== Exercise task ==
Filter out everything except lines holding "text".
++++ Data excerpts ++++
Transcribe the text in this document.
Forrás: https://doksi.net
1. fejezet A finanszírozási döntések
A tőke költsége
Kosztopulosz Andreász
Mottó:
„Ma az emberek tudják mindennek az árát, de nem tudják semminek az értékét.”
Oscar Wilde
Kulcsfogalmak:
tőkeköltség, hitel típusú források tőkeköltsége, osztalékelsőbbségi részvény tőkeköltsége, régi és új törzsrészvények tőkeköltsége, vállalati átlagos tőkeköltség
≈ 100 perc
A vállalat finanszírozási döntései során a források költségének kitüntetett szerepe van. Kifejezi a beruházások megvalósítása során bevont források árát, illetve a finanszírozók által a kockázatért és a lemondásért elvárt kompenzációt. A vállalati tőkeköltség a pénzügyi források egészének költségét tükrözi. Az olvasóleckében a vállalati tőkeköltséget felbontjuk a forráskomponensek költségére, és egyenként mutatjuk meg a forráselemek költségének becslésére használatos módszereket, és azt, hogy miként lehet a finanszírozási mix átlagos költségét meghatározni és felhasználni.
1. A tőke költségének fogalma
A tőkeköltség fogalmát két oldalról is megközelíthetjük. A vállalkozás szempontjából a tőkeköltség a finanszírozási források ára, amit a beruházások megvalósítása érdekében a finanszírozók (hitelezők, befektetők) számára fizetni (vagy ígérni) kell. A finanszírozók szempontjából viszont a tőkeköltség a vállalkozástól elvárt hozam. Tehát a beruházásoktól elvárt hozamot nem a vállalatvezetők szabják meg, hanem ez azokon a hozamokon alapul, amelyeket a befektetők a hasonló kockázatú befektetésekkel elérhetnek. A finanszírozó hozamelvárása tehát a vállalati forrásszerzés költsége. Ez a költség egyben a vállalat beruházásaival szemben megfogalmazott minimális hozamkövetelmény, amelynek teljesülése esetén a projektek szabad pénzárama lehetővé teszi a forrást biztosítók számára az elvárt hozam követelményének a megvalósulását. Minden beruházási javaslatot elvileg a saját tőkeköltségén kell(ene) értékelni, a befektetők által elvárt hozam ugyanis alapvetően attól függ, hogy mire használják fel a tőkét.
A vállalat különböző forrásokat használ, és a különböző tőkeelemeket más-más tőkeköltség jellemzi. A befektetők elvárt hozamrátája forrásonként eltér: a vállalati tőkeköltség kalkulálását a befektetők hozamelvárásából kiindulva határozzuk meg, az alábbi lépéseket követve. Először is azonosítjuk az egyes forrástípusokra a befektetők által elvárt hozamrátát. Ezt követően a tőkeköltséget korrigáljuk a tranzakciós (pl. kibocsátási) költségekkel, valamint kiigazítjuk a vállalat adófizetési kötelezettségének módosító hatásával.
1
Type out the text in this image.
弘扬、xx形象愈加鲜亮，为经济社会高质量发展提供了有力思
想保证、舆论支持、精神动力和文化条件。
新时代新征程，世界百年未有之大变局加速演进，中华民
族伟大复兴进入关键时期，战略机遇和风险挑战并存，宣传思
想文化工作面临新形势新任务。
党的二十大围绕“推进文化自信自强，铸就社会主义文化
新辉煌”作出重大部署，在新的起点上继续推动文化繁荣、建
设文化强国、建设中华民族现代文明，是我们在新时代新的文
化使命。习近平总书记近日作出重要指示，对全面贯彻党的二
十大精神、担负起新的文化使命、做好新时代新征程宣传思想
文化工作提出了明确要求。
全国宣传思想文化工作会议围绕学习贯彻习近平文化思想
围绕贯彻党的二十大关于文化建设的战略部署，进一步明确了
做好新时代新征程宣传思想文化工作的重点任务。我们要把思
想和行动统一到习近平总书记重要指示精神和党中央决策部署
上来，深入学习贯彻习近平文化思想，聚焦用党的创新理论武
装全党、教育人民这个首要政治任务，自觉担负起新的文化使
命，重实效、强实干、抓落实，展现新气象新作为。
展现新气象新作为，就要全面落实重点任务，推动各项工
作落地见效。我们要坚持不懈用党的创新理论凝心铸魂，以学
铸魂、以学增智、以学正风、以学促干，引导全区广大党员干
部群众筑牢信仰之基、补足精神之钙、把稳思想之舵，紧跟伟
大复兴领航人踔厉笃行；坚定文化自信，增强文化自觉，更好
++++
== Answer for the task ==
Transcribe the text in this document.
Type out the text in this image.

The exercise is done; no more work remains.